WHAT YOU WILL DO> How many lines of the records below contain the word "delete"? Answer with the number alone.

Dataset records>
[start]
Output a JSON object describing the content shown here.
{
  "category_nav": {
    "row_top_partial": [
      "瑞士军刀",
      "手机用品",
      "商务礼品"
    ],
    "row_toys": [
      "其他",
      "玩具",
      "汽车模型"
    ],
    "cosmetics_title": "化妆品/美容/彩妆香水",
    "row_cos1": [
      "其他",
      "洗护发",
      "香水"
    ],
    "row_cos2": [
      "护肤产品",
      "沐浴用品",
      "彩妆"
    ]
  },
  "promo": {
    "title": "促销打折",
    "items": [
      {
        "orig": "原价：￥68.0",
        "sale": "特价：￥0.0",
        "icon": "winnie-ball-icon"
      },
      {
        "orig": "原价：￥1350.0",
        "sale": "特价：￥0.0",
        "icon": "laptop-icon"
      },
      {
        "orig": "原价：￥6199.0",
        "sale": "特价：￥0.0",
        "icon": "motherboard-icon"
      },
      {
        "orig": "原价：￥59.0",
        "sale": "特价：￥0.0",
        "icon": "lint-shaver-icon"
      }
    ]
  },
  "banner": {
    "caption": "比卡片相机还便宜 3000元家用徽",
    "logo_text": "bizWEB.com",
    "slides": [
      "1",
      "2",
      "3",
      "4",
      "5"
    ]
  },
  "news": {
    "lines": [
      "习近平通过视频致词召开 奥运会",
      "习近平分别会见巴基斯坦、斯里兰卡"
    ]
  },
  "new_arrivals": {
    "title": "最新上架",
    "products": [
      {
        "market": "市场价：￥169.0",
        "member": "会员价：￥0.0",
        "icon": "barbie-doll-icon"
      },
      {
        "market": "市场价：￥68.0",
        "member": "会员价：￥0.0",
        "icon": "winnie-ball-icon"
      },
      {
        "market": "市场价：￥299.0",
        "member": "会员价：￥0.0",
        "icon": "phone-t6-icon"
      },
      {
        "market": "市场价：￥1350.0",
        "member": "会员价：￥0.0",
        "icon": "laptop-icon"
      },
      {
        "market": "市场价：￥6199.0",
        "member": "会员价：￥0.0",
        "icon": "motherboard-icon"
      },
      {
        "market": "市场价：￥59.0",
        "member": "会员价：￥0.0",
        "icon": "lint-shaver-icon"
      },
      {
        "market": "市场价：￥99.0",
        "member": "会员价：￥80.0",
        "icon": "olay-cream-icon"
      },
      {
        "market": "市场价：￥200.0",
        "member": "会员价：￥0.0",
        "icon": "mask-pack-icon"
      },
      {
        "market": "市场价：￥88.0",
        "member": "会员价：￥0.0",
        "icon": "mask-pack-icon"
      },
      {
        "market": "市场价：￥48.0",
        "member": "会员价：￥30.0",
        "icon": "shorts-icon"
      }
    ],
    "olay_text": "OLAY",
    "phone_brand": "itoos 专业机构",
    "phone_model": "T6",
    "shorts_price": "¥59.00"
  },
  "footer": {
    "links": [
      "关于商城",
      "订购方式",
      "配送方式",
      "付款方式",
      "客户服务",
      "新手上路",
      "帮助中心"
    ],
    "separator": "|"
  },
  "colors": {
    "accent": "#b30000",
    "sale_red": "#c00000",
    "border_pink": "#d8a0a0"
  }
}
[end]
[start]
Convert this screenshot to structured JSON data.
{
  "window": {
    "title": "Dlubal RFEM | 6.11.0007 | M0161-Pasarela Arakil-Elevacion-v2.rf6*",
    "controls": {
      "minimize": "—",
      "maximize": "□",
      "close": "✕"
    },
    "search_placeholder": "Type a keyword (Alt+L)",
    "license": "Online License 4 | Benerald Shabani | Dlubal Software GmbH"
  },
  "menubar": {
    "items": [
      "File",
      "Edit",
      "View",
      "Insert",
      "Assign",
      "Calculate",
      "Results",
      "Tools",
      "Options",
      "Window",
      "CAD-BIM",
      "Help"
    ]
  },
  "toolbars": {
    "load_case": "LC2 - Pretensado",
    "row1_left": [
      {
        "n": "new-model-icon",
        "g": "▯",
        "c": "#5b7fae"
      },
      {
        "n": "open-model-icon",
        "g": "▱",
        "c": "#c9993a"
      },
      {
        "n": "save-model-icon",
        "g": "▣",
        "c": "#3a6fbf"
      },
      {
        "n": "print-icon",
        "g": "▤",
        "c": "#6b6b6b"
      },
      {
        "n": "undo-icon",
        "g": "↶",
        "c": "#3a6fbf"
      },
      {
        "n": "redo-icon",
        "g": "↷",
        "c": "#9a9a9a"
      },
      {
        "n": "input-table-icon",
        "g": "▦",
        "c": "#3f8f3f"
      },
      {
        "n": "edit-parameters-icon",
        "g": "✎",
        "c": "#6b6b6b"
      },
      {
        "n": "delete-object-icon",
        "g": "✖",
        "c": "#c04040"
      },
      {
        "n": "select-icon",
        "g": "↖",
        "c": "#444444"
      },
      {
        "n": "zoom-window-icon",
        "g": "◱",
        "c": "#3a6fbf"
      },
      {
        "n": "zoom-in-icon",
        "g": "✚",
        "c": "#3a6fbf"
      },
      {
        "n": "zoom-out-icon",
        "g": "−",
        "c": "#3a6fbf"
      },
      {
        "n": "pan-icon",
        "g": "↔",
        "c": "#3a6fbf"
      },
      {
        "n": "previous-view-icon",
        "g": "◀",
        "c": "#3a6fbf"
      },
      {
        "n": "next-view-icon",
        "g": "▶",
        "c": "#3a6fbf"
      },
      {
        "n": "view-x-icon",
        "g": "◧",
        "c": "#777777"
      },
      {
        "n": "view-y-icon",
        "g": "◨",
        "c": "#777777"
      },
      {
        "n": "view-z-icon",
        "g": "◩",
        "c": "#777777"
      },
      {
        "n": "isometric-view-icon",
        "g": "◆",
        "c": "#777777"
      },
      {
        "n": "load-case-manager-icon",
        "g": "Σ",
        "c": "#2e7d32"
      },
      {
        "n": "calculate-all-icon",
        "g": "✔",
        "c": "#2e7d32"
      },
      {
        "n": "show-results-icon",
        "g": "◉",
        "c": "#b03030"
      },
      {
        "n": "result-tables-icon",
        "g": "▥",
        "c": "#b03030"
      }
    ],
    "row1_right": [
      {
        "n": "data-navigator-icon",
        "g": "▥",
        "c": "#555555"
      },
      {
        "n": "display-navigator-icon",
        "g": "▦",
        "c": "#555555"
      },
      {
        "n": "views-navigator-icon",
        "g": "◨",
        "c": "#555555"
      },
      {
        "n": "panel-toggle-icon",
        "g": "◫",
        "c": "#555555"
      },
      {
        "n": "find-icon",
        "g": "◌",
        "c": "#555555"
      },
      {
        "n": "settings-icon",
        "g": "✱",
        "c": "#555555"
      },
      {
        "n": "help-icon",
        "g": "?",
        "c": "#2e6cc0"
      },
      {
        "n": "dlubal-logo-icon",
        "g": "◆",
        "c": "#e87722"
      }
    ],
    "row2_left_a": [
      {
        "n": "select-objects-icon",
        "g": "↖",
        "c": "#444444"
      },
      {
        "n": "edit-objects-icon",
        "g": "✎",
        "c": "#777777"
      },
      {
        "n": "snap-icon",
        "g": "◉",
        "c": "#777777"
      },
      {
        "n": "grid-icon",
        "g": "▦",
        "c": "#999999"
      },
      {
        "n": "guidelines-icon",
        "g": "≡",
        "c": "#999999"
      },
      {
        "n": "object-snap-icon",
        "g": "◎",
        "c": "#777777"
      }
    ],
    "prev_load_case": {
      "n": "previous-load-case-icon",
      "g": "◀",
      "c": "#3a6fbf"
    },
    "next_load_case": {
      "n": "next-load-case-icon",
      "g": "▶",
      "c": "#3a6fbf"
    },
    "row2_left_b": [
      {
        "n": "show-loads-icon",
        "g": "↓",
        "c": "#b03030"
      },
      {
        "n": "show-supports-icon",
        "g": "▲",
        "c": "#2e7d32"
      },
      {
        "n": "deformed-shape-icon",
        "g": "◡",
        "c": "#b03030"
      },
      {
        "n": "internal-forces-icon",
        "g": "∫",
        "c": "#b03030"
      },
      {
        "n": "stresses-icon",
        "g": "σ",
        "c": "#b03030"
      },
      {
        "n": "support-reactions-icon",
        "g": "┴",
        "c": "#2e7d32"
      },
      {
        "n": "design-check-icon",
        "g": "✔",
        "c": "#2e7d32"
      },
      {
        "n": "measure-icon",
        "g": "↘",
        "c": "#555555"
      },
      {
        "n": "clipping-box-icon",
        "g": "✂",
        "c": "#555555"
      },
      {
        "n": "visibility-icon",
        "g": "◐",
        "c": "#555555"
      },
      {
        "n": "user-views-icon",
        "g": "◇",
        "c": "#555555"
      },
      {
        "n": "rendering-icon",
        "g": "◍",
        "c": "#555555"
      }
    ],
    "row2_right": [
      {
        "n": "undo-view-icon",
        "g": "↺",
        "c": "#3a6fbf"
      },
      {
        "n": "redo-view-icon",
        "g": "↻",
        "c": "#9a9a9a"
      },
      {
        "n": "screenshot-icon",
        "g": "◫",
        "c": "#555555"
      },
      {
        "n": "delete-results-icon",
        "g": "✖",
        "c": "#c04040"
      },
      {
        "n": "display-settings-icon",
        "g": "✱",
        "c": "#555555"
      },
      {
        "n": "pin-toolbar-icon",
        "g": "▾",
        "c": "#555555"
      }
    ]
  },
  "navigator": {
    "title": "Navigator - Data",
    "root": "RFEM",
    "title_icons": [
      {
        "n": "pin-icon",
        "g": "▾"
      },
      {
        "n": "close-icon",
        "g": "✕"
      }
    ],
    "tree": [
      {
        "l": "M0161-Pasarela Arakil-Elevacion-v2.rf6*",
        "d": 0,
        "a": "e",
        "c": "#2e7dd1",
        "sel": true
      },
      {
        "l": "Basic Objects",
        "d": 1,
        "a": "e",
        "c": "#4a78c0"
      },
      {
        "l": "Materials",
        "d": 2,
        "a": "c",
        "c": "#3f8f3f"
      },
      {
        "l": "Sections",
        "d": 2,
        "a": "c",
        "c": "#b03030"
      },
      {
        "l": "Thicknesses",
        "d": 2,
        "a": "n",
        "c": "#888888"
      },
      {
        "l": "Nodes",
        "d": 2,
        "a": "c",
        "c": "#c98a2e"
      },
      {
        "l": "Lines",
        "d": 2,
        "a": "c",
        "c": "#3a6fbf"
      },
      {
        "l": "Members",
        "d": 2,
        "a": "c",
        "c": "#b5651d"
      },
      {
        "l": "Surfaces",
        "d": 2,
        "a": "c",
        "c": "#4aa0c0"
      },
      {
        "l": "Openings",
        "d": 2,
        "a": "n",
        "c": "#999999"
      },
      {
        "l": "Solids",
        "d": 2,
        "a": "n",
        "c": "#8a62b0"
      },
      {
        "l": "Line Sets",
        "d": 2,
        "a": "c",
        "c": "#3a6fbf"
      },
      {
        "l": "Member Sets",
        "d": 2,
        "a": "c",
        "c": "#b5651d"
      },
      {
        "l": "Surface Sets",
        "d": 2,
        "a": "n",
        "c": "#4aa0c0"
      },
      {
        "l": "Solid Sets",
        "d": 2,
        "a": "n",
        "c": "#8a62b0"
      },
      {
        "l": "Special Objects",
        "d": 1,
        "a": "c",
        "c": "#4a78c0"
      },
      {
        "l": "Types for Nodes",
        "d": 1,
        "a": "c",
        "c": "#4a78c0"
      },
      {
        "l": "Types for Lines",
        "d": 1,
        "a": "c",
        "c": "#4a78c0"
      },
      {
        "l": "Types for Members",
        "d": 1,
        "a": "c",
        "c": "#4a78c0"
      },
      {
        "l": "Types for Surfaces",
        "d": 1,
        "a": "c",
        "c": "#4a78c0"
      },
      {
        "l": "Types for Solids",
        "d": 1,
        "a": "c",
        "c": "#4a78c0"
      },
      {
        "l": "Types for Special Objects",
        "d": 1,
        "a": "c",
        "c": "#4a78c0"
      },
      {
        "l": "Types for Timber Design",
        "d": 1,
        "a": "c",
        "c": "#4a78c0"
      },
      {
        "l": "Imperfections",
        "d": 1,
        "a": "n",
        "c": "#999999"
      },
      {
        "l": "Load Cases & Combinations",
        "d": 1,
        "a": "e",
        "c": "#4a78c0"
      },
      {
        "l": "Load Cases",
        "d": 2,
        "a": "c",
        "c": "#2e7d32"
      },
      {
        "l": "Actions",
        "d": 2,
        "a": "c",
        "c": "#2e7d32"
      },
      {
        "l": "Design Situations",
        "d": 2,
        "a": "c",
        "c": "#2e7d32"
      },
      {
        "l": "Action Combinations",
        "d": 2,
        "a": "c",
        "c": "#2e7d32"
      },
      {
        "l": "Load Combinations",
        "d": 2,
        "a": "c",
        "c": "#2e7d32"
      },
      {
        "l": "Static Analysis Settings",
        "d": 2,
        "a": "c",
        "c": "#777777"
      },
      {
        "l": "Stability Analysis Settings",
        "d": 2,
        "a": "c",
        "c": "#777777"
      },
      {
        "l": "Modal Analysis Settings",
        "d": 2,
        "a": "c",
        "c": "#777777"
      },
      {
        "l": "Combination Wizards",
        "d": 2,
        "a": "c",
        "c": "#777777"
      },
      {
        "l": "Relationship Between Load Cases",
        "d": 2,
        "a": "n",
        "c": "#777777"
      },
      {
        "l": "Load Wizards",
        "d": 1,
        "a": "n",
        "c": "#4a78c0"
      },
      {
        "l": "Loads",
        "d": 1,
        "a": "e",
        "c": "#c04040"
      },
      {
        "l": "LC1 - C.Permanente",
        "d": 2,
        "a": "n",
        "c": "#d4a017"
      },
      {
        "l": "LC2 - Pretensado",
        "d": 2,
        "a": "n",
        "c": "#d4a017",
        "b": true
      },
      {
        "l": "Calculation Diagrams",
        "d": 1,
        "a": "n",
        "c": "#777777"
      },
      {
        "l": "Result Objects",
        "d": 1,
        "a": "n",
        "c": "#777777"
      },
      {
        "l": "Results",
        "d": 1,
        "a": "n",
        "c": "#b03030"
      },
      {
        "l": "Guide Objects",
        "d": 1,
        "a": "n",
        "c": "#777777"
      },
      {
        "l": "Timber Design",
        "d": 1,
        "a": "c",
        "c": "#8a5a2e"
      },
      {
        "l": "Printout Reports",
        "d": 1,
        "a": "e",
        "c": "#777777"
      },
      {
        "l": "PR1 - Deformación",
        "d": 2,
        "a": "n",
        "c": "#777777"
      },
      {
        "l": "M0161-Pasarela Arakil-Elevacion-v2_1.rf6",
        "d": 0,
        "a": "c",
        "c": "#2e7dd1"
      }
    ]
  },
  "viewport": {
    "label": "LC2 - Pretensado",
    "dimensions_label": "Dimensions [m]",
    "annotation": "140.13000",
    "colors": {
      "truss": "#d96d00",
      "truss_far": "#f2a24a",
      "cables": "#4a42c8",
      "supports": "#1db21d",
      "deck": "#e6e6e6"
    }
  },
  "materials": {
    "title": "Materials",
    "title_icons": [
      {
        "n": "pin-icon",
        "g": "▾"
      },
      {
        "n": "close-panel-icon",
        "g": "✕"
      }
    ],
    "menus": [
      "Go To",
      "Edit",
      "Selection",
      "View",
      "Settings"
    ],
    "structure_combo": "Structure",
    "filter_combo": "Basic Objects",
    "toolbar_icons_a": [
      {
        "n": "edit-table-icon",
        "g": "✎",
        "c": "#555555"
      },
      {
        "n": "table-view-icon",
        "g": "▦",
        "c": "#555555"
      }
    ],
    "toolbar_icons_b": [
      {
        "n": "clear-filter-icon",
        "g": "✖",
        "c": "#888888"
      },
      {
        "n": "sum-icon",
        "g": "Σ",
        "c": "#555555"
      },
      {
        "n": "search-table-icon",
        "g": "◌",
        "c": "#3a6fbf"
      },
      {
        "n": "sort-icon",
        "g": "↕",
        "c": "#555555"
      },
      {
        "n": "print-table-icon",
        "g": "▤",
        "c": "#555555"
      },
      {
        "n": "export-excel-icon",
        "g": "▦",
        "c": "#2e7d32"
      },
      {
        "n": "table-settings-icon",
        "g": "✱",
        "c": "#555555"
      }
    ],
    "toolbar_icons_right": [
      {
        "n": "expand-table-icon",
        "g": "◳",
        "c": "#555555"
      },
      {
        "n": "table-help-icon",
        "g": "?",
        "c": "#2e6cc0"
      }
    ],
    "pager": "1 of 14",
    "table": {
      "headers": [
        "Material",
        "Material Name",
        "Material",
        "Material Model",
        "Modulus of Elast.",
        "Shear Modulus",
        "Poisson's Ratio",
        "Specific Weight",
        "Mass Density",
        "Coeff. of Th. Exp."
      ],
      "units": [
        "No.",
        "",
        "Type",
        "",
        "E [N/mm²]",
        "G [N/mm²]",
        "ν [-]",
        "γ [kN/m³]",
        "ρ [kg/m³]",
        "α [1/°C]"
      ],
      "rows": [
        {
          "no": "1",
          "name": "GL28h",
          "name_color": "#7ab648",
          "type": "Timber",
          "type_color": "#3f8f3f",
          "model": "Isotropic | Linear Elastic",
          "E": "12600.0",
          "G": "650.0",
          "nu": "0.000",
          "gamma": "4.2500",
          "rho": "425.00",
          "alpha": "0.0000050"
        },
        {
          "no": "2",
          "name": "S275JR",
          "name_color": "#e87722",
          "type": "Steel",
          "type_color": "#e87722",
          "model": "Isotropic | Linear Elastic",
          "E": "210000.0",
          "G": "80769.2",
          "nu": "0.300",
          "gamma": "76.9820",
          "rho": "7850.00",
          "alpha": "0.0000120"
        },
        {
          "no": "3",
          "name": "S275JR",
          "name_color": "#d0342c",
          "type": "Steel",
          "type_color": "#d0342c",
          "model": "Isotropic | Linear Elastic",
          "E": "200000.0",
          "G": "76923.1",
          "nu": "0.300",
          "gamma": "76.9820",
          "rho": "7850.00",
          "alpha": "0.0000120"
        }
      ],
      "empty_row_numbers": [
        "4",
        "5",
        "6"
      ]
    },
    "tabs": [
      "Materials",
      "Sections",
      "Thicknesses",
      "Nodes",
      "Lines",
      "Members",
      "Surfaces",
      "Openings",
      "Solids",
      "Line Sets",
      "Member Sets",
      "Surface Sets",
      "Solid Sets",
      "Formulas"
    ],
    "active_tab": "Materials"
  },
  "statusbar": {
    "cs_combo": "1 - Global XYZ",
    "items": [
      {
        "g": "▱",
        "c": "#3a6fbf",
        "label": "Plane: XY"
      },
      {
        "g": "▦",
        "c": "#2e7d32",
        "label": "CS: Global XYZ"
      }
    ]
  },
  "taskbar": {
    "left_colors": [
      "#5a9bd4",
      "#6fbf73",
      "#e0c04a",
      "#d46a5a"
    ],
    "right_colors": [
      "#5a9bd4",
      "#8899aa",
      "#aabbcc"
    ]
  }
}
[end]
RESPONSE FOR THIS EXERCISE> 2